### Document text
Just do something different. At least so nobody has to tell you this stuff over and over again. Tell yourself. Look in the mirror and repeat:
I'm not stupid, I'm not slow. I'm not ugly. I will be rich. I will have a fulfilling life.
Just do it man.
So want me to just lie to myself? Because if I did what you said above, I would be lying.
I am slow, it was proven by doctors by putting me in special ed for the majority of my school years. I am ugly, proven by years of torment by males and females, they wouldn't be saying it if it wasn't true.
How would I become rich? lol by winning the lottery? There's not even a lottery near my area.
I never had a fulfilling life, and I will never have a fulfilling life. I dropped out of HS in the 9th, and in the process, missed out on prom, dances, graduation, etc. I missed out on college, I don't have any friends, I never dated, I've never had a job, and I've spent most of my life surviving off SSI checks and foodstamps. What the hell is so fulfilling about that huh? Nothing.

### Aim 1
Answer these about the exchange on self-talk:
(a) What does the first writer say to do while looking in the mirror?
(b) In which grade did the second writer drop out of high school?
(c) What has the second writer lived off for most of their life?
### Aim 2
Carry on the exchange about self-talk, picking up right after its final word, "Nothing."

Box coordinate listings:
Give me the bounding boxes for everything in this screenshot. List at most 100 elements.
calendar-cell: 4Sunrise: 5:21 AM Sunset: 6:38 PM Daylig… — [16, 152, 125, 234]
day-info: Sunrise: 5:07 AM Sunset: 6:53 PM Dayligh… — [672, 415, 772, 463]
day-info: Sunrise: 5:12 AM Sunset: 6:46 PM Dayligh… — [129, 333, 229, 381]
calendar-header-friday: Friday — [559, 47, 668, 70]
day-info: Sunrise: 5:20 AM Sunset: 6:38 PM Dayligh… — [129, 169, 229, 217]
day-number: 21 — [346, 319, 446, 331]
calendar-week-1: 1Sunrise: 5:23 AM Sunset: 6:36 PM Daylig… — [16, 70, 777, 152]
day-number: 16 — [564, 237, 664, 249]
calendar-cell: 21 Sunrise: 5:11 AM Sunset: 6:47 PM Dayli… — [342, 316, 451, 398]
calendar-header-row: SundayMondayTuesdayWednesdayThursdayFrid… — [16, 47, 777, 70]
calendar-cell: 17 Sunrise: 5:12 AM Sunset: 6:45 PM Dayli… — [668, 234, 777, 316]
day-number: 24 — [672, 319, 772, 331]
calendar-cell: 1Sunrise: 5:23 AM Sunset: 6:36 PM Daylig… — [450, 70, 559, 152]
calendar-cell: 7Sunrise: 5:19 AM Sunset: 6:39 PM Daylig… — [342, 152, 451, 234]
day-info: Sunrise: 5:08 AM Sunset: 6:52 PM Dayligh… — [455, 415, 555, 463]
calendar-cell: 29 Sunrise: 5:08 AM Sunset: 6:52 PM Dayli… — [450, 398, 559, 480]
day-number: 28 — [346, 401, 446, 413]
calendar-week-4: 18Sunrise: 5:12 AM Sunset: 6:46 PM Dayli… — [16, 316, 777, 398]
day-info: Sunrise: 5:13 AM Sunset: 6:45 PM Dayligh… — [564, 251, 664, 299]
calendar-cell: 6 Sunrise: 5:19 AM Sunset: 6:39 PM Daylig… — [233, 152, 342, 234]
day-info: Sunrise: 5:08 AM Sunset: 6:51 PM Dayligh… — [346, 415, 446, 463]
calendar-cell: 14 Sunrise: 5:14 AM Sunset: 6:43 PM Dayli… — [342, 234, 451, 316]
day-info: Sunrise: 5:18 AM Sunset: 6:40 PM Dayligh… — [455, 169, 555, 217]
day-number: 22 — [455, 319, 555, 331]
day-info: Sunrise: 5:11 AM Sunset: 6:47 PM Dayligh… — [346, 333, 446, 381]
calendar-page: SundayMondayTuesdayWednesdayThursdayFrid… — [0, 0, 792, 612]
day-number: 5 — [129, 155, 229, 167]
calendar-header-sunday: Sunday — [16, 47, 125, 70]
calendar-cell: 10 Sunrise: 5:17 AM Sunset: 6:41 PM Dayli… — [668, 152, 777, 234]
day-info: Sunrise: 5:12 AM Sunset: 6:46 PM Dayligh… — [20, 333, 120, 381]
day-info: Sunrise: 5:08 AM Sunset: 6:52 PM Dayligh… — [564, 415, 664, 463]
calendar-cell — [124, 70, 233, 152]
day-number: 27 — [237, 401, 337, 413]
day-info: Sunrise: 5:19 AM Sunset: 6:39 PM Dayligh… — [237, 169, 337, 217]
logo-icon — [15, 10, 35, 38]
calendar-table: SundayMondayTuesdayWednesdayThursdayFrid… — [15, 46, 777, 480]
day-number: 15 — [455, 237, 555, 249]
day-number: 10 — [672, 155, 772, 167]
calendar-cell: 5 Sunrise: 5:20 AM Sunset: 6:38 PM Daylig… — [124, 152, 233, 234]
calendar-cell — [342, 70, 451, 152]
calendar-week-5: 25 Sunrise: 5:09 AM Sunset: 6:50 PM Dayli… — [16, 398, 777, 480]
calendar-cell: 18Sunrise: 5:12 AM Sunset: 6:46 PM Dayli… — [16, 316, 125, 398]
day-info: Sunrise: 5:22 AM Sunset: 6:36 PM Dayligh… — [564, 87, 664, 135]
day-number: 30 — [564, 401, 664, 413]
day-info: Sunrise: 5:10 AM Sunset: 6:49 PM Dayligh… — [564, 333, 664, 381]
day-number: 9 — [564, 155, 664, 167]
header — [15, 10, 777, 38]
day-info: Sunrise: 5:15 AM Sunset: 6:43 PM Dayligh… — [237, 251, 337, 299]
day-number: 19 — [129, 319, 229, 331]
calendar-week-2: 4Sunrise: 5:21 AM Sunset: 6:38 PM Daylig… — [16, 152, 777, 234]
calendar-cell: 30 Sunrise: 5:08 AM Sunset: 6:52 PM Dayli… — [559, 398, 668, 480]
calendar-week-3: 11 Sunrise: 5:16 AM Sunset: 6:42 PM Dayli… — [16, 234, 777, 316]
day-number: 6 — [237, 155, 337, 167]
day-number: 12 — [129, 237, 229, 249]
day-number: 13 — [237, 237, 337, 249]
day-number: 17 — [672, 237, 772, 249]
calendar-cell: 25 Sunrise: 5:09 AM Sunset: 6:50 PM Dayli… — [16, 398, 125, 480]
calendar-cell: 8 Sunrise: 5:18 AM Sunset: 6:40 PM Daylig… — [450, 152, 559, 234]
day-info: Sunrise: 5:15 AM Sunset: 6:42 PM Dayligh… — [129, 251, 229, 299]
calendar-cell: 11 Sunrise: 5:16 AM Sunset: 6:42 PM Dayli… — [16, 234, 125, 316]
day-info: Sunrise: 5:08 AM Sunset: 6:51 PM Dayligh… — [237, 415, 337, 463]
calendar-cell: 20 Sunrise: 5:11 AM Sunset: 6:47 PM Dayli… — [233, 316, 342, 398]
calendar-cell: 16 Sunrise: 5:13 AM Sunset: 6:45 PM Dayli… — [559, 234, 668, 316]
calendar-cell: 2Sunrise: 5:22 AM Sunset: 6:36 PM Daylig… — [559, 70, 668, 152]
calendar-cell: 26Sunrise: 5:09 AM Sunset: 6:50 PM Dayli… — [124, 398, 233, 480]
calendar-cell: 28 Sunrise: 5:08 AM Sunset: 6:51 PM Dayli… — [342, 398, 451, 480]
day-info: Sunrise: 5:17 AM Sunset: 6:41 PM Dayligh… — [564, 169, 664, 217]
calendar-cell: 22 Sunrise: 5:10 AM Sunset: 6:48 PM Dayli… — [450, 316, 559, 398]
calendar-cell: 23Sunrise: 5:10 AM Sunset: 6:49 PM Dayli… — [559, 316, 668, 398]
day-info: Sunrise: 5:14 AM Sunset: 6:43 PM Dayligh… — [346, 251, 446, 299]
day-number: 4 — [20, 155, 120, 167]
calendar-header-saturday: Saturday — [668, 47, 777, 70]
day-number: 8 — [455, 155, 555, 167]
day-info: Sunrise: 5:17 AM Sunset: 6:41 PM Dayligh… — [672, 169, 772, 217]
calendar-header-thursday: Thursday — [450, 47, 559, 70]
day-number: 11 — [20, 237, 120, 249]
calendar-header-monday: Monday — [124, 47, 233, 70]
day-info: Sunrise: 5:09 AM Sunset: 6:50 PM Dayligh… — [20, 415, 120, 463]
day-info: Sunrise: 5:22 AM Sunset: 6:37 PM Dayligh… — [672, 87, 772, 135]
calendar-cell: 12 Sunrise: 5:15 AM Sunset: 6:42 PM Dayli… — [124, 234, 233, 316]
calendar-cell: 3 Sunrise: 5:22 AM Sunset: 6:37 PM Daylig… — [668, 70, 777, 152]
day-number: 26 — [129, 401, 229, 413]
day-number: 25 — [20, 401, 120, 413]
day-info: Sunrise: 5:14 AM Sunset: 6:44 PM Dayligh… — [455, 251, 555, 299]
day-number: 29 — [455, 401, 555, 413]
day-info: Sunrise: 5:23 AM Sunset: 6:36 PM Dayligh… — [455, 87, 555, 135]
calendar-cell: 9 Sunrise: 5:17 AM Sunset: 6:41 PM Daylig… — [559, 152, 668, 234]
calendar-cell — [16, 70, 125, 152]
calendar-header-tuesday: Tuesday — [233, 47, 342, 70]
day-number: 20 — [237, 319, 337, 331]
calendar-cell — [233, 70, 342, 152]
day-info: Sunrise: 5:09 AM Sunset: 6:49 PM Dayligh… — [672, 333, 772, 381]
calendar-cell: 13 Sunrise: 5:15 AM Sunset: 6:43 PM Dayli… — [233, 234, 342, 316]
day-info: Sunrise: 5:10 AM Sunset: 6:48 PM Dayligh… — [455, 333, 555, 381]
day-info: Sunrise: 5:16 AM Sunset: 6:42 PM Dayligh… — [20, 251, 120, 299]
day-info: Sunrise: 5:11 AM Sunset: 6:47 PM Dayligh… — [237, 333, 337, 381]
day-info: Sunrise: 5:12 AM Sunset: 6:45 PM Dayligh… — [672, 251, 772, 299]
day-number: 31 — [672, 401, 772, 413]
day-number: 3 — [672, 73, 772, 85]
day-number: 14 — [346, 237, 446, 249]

### Result 1
(a) Repeat: "I'm not stupid, I'm not slow. I'm not ugly. I will be rich. I will have a fulfilling life."
(b) The 9th grade.
(c) SSI checks and foodstamps.

### Result 2
i will give u this, from what it sounds its going to be hard very hard for u than most and to put it plainly that just sucks, but it doesnt mean it cant be done, there are only dead ends in life if u make them humans are more powerful than we think we are and its just a matter of if ur willing to put in the work needed to get where u want to be in life
but like i said its going to be hard
Just do something different. At least so nobody has to tell you this stuff over and over again. Tell yourself. Look in the mirror and repeat:
I'm not stupid, I'm not slow. I'm not ugly. I will be rich. I will have a fulfilling life.
Just do it man.
So want me to just lie to myself? Because if I did what you said above, I would be lying.
I am slow, it was proven by doctors by putting me in special ed for the majority of my school years. <-- to me it sounds like you were misdiagnosed and instead you just are on the autism spectrum. You show no signs whatsoever of being "slow."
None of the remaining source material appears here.